▶ [Set task]
Tally the lines in the listing below that contain "unload" and report the tally alone.

------------------------------

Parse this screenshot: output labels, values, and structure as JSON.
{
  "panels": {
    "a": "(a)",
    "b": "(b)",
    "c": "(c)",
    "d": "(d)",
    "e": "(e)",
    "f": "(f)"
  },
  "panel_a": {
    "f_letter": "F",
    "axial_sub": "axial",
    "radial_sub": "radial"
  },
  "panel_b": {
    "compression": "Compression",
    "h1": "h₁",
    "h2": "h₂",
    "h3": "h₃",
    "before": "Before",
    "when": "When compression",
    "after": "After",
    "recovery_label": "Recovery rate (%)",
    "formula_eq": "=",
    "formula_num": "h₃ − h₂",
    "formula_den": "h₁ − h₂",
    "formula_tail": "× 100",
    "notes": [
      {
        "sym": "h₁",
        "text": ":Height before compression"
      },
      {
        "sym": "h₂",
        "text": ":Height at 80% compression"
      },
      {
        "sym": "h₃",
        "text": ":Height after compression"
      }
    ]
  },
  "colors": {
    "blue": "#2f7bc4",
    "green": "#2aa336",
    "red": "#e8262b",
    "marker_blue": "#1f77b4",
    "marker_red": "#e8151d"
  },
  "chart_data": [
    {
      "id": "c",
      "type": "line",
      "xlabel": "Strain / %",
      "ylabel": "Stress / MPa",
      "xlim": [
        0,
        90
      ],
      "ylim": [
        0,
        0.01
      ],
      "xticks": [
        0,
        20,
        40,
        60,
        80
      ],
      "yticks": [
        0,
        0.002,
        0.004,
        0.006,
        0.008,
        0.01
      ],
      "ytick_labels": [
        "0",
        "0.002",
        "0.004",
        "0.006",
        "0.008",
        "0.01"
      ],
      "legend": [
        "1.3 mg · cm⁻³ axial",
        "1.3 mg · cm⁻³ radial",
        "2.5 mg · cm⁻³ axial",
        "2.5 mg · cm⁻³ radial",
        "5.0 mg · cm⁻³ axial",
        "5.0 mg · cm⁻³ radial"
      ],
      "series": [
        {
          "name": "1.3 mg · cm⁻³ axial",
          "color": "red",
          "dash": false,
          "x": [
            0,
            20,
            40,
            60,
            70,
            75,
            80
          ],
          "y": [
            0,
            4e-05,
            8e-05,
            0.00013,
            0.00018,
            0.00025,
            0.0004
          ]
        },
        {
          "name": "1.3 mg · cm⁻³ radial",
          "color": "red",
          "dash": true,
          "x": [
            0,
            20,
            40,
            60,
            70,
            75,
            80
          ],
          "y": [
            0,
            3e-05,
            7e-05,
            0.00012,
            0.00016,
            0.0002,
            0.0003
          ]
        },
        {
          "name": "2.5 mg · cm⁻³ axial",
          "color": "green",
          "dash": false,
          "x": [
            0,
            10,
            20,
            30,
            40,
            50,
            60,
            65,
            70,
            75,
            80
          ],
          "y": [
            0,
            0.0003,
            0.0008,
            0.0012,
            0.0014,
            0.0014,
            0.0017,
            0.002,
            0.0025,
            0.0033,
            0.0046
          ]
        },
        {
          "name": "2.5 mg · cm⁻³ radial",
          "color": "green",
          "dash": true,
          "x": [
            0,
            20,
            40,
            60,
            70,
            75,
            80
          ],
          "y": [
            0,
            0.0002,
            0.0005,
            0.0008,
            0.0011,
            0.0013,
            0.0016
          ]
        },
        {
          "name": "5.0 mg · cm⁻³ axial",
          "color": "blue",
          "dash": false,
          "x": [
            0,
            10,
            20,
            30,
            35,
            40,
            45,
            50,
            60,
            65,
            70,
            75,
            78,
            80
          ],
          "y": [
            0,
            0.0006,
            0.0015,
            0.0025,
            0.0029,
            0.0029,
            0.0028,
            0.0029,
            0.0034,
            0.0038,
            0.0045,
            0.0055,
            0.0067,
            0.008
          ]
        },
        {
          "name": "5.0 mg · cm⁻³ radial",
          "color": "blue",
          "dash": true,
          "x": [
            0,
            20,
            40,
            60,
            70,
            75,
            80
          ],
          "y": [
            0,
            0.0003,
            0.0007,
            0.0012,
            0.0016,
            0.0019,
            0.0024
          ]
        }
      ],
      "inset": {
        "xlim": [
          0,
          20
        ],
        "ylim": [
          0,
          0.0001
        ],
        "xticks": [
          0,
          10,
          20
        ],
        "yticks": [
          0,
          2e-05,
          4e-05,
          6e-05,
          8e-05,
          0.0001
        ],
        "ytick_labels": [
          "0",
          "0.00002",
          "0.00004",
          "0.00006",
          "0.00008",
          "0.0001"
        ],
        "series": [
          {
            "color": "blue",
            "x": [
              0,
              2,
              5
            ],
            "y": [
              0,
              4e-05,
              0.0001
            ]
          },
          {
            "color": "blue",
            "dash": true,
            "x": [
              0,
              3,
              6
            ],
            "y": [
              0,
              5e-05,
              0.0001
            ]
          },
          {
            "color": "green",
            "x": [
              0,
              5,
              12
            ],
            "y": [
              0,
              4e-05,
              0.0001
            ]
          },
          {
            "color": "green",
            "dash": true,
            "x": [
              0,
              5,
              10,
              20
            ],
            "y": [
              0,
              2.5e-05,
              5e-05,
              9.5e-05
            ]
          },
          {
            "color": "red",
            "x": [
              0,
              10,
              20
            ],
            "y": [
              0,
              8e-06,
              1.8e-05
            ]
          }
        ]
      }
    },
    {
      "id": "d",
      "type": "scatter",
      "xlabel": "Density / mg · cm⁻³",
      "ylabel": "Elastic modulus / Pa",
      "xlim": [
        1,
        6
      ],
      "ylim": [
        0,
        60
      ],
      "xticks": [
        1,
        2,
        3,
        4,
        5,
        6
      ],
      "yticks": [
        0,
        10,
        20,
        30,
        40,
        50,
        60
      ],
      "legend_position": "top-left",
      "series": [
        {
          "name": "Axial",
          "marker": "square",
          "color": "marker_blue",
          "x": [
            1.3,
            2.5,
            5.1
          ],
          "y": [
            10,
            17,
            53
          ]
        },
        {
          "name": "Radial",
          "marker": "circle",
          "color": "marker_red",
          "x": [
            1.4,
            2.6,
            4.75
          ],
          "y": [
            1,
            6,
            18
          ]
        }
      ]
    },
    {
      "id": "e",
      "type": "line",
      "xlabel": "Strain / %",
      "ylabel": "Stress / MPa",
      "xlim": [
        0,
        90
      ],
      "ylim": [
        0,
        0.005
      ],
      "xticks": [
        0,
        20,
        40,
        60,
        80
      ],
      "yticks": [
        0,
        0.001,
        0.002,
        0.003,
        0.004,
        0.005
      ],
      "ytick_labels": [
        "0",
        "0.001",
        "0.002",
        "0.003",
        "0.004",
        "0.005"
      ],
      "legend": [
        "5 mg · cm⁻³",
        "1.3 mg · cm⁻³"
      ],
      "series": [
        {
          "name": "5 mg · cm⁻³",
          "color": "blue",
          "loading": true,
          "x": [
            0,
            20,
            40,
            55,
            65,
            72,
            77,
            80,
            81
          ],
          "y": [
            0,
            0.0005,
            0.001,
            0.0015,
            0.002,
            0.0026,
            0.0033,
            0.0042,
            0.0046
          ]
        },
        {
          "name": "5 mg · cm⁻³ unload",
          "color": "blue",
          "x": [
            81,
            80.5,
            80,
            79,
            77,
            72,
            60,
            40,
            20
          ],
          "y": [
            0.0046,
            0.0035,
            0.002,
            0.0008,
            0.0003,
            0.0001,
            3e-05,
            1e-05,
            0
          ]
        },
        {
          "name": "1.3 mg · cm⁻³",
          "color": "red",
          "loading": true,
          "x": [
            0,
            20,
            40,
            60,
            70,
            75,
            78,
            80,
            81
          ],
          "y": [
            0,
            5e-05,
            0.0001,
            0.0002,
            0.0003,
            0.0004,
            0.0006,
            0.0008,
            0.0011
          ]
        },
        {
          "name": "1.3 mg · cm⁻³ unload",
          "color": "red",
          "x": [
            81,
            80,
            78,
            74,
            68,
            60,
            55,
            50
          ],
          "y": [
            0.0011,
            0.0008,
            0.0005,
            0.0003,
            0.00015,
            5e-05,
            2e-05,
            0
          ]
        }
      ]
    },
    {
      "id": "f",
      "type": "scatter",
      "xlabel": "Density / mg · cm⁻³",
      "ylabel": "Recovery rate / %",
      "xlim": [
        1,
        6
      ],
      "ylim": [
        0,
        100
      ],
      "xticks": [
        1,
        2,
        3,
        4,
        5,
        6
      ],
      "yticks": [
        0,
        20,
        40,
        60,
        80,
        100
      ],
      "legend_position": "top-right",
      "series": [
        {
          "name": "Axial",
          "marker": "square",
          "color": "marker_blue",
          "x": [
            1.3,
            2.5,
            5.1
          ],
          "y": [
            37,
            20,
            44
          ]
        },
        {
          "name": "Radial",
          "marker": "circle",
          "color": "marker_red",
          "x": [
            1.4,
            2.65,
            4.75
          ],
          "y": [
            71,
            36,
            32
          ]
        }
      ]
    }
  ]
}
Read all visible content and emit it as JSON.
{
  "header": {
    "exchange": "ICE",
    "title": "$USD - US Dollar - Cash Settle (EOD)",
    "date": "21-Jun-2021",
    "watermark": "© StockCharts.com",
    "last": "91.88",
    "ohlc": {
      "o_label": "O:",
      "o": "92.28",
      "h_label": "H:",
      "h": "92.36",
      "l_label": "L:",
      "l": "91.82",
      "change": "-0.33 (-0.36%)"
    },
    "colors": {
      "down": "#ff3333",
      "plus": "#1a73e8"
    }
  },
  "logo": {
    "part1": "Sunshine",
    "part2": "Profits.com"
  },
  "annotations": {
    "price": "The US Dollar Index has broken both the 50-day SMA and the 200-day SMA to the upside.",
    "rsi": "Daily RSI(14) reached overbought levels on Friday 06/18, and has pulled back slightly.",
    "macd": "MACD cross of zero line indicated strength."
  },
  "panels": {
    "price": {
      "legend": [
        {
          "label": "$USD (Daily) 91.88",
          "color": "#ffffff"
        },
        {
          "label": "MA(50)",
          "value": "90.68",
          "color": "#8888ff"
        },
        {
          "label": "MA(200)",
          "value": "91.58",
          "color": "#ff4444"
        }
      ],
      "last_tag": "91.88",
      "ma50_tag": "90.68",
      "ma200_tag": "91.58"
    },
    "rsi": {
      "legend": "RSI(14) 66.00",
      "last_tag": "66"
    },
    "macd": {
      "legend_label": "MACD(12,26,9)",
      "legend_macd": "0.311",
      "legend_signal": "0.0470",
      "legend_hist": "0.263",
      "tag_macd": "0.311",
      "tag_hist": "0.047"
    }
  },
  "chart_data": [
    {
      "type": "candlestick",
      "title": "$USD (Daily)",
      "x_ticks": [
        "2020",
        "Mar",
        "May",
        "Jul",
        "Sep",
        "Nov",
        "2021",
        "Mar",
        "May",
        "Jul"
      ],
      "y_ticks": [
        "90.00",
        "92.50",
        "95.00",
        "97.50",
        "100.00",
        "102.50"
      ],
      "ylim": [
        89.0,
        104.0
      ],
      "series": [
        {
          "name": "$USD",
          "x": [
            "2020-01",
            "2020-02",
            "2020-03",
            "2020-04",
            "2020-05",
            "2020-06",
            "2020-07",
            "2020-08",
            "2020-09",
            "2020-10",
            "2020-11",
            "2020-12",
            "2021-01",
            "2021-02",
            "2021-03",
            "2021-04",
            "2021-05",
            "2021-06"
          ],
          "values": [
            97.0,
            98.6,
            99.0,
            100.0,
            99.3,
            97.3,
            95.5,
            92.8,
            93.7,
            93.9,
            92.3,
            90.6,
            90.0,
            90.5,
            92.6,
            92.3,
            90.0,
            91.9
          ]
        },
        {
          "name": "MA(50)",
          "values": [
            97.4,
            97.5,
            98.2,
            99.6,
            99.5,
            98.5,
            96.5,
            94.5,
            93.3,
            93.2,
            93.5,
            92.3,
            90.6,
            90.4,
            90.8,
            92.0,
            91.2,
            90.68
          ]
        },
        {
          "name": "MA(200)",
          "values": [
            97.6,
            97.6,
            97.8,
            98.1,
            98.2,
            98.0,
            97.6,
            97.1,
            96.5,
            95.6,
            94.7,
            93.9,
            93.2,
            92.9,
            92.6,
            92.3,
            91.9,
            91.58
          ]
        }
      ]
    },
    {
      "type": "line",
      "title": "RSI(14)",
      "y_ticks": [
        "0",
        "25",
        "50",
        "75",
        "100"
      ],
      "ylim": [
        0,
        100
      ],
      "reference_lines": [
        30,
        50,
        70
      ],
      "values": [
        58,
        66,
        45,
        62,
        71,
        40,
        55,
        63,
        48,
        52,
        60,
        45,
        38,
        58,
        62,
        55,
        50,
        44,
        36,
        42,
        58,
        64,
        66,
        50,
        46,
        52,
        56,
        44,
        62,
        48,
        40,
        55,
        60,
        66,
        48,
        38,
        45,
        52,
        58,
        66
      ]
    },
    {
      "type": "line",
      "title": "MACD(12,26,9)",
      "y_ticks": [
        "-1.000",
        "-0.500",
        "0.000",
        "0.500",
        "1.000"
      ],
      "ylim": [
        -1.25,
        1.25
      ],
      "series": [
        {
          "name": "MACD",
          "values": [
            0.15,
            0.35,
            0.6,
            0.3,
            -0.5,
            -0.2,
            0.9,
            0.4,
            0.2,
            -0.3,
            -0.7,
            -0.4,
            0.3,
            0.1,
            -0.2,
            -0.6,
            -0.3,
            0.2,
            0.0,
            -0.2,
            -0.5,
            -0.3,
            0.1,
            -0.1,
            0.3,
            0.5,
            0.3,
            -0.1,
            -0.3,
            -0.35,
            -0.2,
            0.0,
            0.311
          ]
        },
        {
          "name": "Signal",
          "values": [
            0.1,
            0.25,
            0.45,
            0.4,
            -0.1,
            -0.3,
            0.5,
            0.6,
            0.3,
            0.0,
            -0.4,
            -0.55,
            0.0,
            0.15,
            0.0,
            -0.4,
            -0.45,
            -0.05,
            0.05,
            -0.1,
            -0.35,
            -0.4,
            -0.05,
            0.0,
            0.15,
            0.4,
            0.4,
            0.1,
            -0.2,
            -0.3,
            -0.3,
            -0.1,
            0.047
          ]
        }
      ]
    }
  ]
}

------------------------------

▶ [Correct result]
2